◆ How to complete this task ◆
The expected answer is all of the entries, written out exactly.

▼

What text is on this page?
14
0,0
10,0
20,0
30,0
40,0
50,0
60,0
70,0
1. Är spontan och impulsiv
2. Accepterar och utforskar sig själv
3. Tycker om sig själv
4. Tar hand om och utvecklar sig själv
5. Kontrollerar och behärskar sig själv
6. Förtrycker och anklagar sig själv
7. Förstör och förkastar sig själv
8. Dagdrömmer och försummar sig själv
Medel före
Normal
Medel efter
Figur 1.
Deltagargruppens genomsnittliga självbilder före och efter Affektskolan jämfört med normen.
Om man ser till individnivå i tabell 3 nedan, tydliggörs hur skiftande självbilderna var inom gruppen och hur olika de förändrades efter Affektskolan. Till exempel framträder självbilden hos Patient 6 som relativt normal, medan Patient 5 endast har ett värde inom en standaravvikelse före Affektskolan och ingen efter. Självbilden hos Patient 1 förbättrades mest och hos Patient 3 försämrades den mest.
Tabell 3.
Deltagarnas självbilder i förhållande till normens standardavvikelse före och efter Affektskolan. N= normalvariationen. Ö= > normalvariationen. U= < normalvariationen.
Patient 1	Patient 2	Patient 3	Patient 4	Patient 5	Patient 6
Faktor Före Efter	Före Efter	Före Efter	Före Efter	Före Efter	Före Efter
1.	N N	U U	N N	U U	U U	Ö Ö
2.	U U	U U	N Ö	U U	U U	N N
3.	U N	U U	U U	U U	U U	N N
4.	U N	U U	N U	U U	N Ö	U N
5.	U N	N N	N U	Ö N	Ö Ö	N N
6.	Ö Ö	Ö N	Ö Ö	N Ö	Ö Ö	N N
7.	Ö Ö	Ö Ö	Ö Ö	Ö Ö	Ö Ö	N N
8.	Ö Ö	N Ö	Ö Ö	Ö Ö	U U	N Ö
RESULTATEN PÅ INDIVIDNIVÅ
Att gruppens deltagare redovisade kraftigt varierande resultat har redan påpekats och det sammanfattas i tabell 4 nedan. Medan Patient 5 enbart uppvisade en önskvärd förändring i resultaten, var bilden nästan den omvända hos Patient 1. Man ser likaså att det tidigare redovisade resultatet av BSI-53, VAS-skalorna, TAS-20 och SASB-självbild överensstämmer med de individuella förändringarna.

▲

◆ Response ◆
What text is on this page?
14
0,0
10,0
20,0
30,0
40,0
50,0
60,0
70,0
1. Är spontan och impulsiv
2. Accepterar och utforskar sig själv
3. Tycker om sig själv
4. Tar hand om och utvecklar sig själv
5. Kontrollerar och behärskar sig själv
6. Förtrycker och anklagar sig själv
7. Förstör och förkastar sig själv
8. Dagdrömmer och försummar sig själv
Medel före
Normal
Medel efter
Figur 1.
Deltagargruppens genomsnittliga självbilder före och efter Affektskolan jämfört med normen.
Om man ser till individnivå i tabell 3 nedan, tydliggörs hur skiftande självbilderna var inom gruppen och hur olika de förändrades efter Affektskolan. Till exempel framträder självbilden hos Patient 6 som relativt normal, medan Patient 5 endast har ett värde inom en standaravvikelse före Affektskolan och ingen efter. Självbilden hos Patient 1 förbättrades mest och hos Patient 3 försämrades den mest.
Tabell 3.
Deltagarnas självbilder i förhållande till normens standardavvikelse före och efter Affektskolan. N= normalvariationen. Ö= > normalvariationen. U= < normalvariationen.
Patient 1	Patient 2	Patient 3	Patient 4	Patient 5	Patient 6
Faktor Före Efter	Före Efter	Före Efter	Före Efter	Före Efter	Före Efter
1.	N N	U U	N N	U U	U U	Ö Ö
2.	U U	U U	N Ö	U U	U U	N N
3.	U N	U U	U U	U U	U U	N N
4.	U N	U U	N U	U U	N Ö	U N
5.	U N	N N	N U	Ö N	Ö Ö	N N
6.	Ö Ö	Ö N	Ö Ö	N Ö	Ö Ö	N N
7.	Ö Ö	Ö Ö	Ö Ö	Ö Ö	Ö Ö	N N
8.	Ö Ö	N Ö	Ö Ö	Ö Ö	U U	N Ö
RESULTATEN PÅ INDIVIDNIVÅ
Att gruppens deltagare redovisade kraftigt varierande resultat har redan påpekats och det sammanfattas i tabell 4 nedan. Medan Patient 5 enbart uppvisade en önskvärd förändring i resultaten, var bilden nästan den omvända hos Patient 1. Man ser likaså att det tidigare redovisade resultatet av BSI-53, VAS-skalorna, TAS-20 och SASB-självbild överensstämmer med de individuella förändringarna.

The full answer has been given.